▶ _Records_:
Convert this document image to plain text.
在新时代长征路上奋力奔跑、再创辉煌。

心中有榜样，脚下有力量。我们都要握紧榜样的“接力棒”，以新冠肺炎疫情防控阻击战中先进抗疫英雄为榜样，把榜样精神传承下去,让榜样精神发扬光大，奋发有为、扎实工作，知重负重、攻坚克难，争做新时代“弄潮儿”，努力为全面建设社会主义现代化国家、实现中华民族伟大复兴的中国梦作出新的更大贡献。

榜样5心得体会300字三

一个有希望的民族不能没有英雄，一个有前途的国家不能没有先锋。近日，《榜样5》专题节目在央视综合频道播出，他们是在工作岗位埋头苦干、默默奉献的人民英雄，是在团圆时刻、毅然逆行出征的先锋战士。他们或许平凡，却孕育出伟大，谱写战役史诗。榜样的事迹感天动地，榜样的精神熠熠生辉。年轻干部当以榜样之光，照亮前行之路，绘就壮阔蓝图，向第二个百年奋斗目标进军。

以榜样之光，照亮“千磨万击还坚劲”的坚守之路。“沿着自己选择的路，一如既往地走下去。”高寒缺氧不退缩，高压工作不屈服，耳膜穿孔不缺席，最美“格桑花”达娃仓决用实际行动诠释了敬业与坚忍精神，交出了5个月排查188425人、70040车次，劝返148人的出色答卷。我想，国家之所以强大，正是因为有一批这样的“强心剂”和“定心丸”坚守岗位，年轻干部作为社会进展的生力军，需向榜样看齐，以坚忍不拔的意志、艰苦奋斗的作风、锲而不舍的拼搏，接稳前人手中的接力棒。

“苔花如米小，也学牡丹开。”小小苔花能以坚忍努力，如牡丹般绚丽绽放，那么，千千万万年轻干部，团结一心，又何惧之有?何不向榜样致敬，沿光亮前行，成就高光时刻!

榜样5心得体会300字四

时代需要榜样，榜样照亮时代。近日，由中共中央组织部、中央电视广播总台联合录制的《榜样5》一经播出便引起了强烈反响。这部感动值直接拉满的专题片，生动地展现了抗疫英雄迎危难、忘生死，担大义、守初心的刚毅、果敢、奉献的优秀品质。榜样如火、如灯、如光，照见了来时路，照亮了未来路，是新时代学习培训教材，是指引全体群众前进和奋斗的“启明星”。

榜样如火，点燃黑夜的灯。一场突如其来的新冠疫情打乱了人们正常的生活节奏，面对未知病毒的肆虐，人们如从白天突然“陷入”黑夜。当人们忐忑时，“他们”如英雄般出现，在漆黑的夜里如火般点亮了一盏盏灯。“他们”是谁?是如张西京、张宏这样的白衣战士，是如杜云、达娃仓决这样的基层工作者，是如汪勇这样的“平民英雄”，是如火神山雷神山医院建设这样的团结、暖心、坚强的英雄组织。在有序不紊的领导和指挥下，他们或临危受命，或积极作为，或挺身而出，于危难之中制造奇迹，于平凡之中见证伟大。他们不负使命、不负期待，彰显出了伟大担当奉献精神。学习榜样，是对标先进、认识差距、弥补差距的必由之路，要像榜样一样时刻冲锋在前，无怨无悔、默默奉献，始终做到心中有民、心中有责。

▶ _What is being asked_: Count how many lines above carry the word "榜样如火". Only the number is required.

▶ _Solution to the exercise_: 2